Selected extract:
-- Begin --

House Republicans blasted the Bureau of Land Management (BLM) for its proposed rule to regulate hydraulic fracturing (fracking) on federal and tribal lands, calling it "outrageous" and a "national embarrassment" had it not been blocked by a court, as Democrats were split over whether the measure was a "modest modernization" or "too weak."
During a House Subcommittee on Energy and Mineral Resources hearing on Wednesday, BLM Director Neil Kornze also revealed that the bureau had a team of economists calculate how much it would cost operators to comply with the rule -- figures that were immediately disputed by the oil and gas industry.
GOP: Rule Too Constrictive
Rep. Rep. John Fleming (R-LA) -- reading the comments of the panel's chairman, Rep. Doug Lamborn (R-CO), who was absent at the start of the hearing -- said that while the BLM has acknowledged that 99.3% of all well completions on federal and tribal lands had occurred in states with fracking regulations, the bureau had never identified a jurisdiction that had inadequate laws governing the practice. He added that a report last month from the Environmental Protection Agency (EPA) had determined that fracking posed no system impacts to drinking water (see Shale Daily, June 4).
"These facts highlight that states were proactive in regulating the process of fracking, and that they have been successful in doing so," Lamborn said, as quoted by Fleming. "BLM's final rule on fracking is nothing more than a frivolous regulatory exercise, if not for the severe and unfortunate consequences the rule carries."
Lamborn added that attempts by states to receive a variance from the rules were "troubling."
"Like the rest of the rule, the BLM failed to provide any nationwide or baseline guidance that would have informed the state offices on how to proceed in the variance discussions. As such, not a single variance agreement has been entered into.
"If any group should be thrilled the judge postponing the effective date of the rule, it should be the BLM. Without the stay, the implementation of the rule would have been a national embarrassment and would have effectively paused fracking on federal and tribal lands for the foreseeable future.
"Maybe if this had been an emergency rulemaking -- in which BLM had a limited timeframe to address a severe issue -- these major oversights and lack of preparedness would be excusable. However, that is not the case it is simply inexcusable that after three years, numerous stakeholders meetings and over one million comments, that BLM can't even provide standardized guidance to its state offices. Unfortunately, it is too late for the BLM to withdraw this rule. And so the nation is left with an uncertain future for fracking on federal lands."
Rep. Louie Gohmert (R-TX) used the EPA report to grill Kornze.

-- End --

Objective 1: Rewrite the article on the House hearing about the BLM fracking rule, starting with "GOP: Rule Too" and going on through "Daily, June 4).", with "fracking" replaced by "hydraulic fracturing".
Objective 2: Write the next part of the article on the House hearing about the BLM fracking rule, picking up after its final sentence.

Extracted entries:
-- Begin --

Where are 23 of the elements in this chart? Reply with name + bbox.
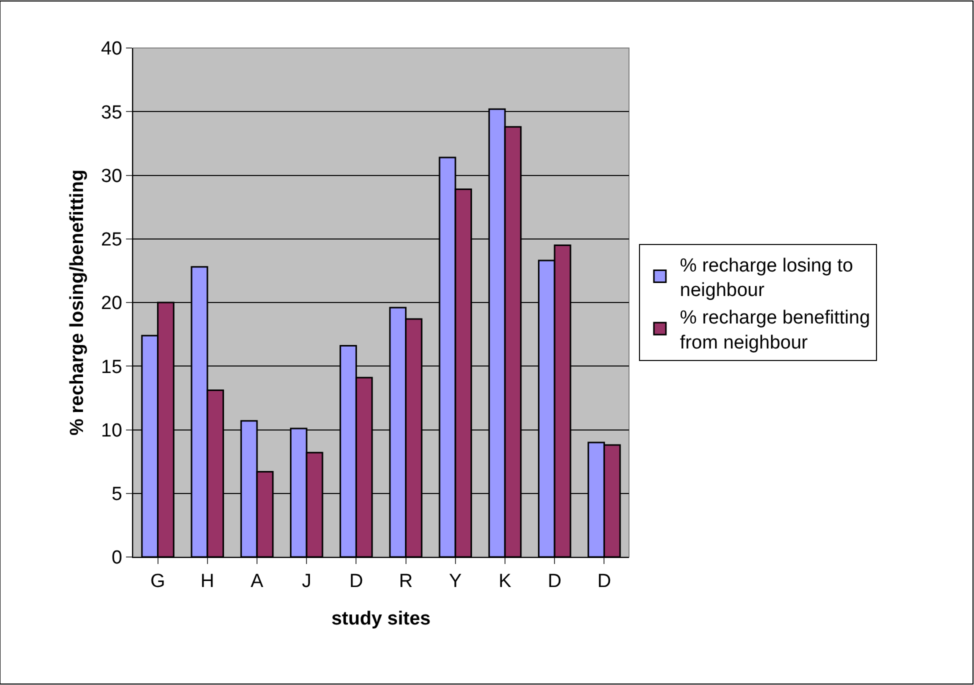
legend-label: % recharge benefitting from neighbour [680,308,870,354]
legend-label: % recharge losing to neighbour [680,255,854,301]
x-tick-label: K [498,570,512,592]
y-tick-label: 0 [112,548,122,569]
x-tick-label: D [597,570,612,592]
y-tick-label: 35 [101,102,122,124]
x-tick-label: Y [449,570,462,592]
x-tick-label: J [302,570,312,592]
x-tick-label: G [150,570,166,592]
x-axis-title: study sites [331,608,431,630]
x-tick-label: R [398,570,413,592]
y-tick-label: 15 [101,356,122,378]
y-tick-label: 25 [101,230,122,251]
x-tick-label: D [349,570,364,592]
x-tick-label: H [200,570,214,592]
y-tick-label: 10 [101,420,122,442]
y-tick-label: 40 [101,38,122,60]
x-tick-label: D [548,570,562,592]
x-tick-label: A [250,570,264,592]
y-axis-title: % recharge losing/benefitting [66,169,88,436]
y-tick-label: 5 [112,484,122,506]
y-tick-label: 20 [101,293,122,314]
y-tick-label: 30 [101,166,122,187]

-- End --

Reply 1:
GOP: Rule Too Constrictive
Rep. Rep. John Fleming (R-LA) -- reading the comments of the panel's chairman, Rep. Doug Lamborn (R-CO), who was absent at the start of the hearing -- said that while the BLM has acknowledged that 99.3% of all well completions on federal and tribal lands had occurred in states with hydraulic fracturing regulations, the bureau had never identified a jurisdiction that had inadequate laws governing the practice. He added that a report last month from the Environmental Protection Agency (EPA) had determined that hydraulic fracturing posed no system impacts to drinking water (see Shale Daily, June 4).

Reply 2:
"You come in here with these robust regulations, and you really are a solution in search of a problem because the problem has been found not to exist with fracking," Gohmert said. "It is outrageous. When we look at the production from federal lands and how it has dramatically dropped compared to the energy being produced from private lands, it is staggering what you've done. Did you not care that the EPA found there were no groundwater problems with fracking?"
Last month, a federal judge in Wyoming granted a request from four states and an Indian tribe to temporarily block the BLM rules from taking effect (see Shale Daily, June 24).
Dems: Rule May Not Be Strong Enough
Meanwhile, Democrats appeared split over the merits of the proposed rule.
"I've heard a lot of complaints from the oil and gas industry, and my colleagues on the other side of the aisle, about what they see as overblown concerns about fracking," said Rep. Alan Lowenthal (D-CA). "To them, fracking is perfectly safe and anyone who questions that is needlessly scaring people.
"But when it comes to overblown hysteria, nothing matches the industry's reaction to the BLM's fracking rule. If you listen to them, you would think that this rule was a royal edict, completely changing the rules of the game on federal lands, and that the BLM has never regulated oil and gas before. But you would be wrong because this rule is nothing but a modest modernization of longstanding BLM regulations to take into account how the industry currently operates."
Rep. Raul Grijalva (D-AZ) called the proposed rule "much too weak."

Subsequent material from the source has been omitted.